Objective 1
Repeat, word for word, the part of the Stock Show passage from "I have lived" up to and including "off Lake Michigan.".
Objective 2
Answer these questions from the Stock Show passage:
(a) How many years has the author lived in the Great Lakes region?
(b) Participants from how many states took part in the Stock Show?
(c) What comes on the brisket sandwich at the author's usual lunch stand?

Selected extract
------------

I have lived in the Great Lakes region of the United States for five years now.

I traded my Colorado clay-covered cowboy boots for the paddock variety. The wind blowing down from Wyoming is now the gale off Lake Michigan.

I don’t get as homesick as I once did, but the last two weeks of January always leave me pinning for the Mile-High City—it is Stock Show Season.

Over 16 days for the last 114 years, sheep, cows, pigs, chickens, yaks, llamas, rabbits, and every other domesticated animal imaginable unload out of trailers and animal crate laden vehicles into the National Western Stock Show Complex in the heart of Denver. With participants from 42 states and over 700,000 visitors last year alone, it is among the largest livestock events in the United States.

As for me, I love to head to the back yards by the train tracks and watch the stockmen chat along the fence as they wait for their cow’s class to start. For lunch, my go-to is the stand outside where they serve a beef brisket sandwich with pico de gallo and barbecue sauce.

The so-called “Stock Show Weather” can be changeable. It can be 60 degrees or ten below these weeks in January. The whole grounds are either a skating rink, or a specially seasoned stew of cow patties, mud, and shaving. I learned the hard way to wear good socks.

------------

Information given
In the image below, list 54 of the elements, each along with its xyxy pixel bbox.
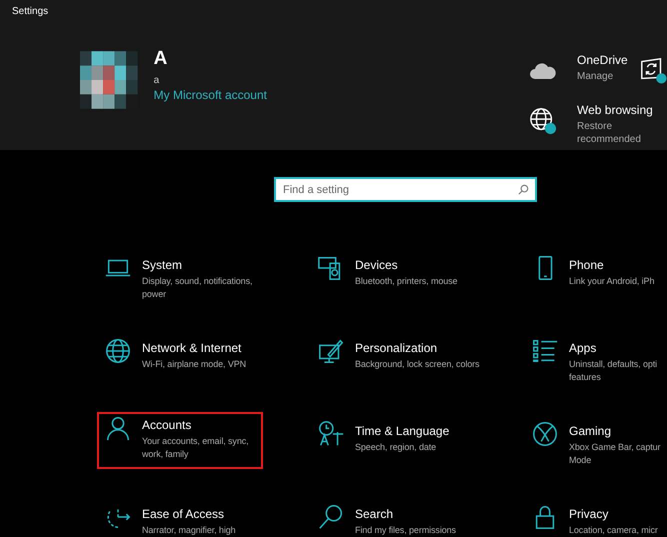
- globe-icon: [104, 337, 132, 365]
- category-title: Apps: [569, 341, 598, 355]
- category-description: Speech, region, date: [355, 441, 438, 454]
- category-description: Uninstall, defaults, opti features: [569, 358, 658, 384]
- list-icon: [531, 337, 559, 365]
- quick-link-subtitle: Restore recommended: [577, 120, 642, 146]
- category-title: Phone: [569, 258, 605, 272]
- search-field[interactable]: Find a setting: [274, 177, 537, 202]
- quick-link-title[interactable]: Web browsing: [577, 103, 653, 117]
- category-item[interactable]: Ease of Access Narrator, magnifier, high: [97, 499, 310, 537]
- category-title: Network & Internet: [142, 341, 242, 355]
- quick-link-subtitle: Manage: [577, 70, 614, 83]
- category-description: Bluetooth, printers, mouse: [355, 275, 458, 288]
- category-description: Your accounts, email, sync, work, family: [142, 435, 249, 461]
- category-item[interactable]: Phone Link your Android, iPh: [524, 250, 667, 333]
- clock-letters-icon: [317, 420, 345, 448]
- category-description: Narrator, magnifier, high: [142, 524, 236, 537]
- category-description: Background, lock screen, colors: [355, 358, 480, 371]
- account-name: A: [154, 48, 168, 70]
- category-item[interactable]: Time & Language Speech, region, date: [310, 416, 524, 499]
- category-description: Xbox Game Bar, captur Mode: [569, 441, 660, 467]
- category-item[interactable]: Gaming Xbox Game Bar, captur Mode: [524, 416, 667, 499]
- category-item[interactable]: Devices Bluetooth, printers, mouse: [310, 250, 524, 333]
- category-item[interactable]: System Display, sound, notifications, power: [97, 250, 310, 333]
- category-item[interactable]: Accounts Your accounts, email, sync, work, family: [97, 412, 263, 469]
- category-title: Time & Language: [355, 424, 450, 438]
- account-email: a: [154, 75, 160, 86]
- category-title: System: [142, 258, 184, 272]
- category-title: Accounts: [142, 418, 192, 432]
- globe-icon[interactable]: [529, 107, 557, 135]
- category-description: Link your Android, iPh: [569, 275, 654, 288]
- category-description: Display, sound, notifications, power: [142, 275, 252, 301]
- category-title: Gaming: [569, 424, 612, 438]
- window-title: Settings: [12, 6, 50, 17]
- xbox-icon: [531, 420, 559, 448]
- category-item[interactable]: Search Find my files, permissions: [310, 499, 524, 537]
- monitor-brush-icon: [317, 337, 345, 365]
- search-icon[interactable]: [518, 184, 529, 195]
- search-icon: [317, 503, 345, 531]
- category-title: Personalization: [355, 341, 438, 355]
- category-title: Search: [355, 507, 394, 521]
- category-item[interactable]: Personalization Background, lock screen, colors: [310, 333, 524, 416]
- category-item[interactable]: Privacy Location, camera, micr: [524, 499, 667, 537]
- category-description: Location, camera, micr: [569, 524, 658, 537]
- category-title: Privacy: [569, 507, 610, 521]
- category-description: Find my files, permissions: [355, 524, 456, 537]
- quick-link-title[interactable]: OneDrive: [577, 53, 628, 67]
- category-title: Ease of Access: [142, 507, 226, 521]
- category-item[interactable]: Apps Uninstall, defaults, opti features: [524, 333, 667, 416]
- category-title: Devices: [355, 258, 399, 272]
- category-description: Wi-Fi, airplane mode, VPN: [142, 358, 246, 371]
- account-link[interactable]: My Microsoft account: [154, 88, 267, 102]
- person-icon: [104, 414, 132, 442]
- sync-icon[interactable]: [639, 56, 667, 84]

------------

Task result 1
I have lived in the Great Lakes region of the United States for five years now.

I traded my Colorado clay-covered cowboy boots for the paddock variety. The wind blowing down from Wyoming is now the gale off Lake Michigan.

Task result 2
(a) Five years.
(b) 42 states.
(c) Pico de gallo and barbecue sauce.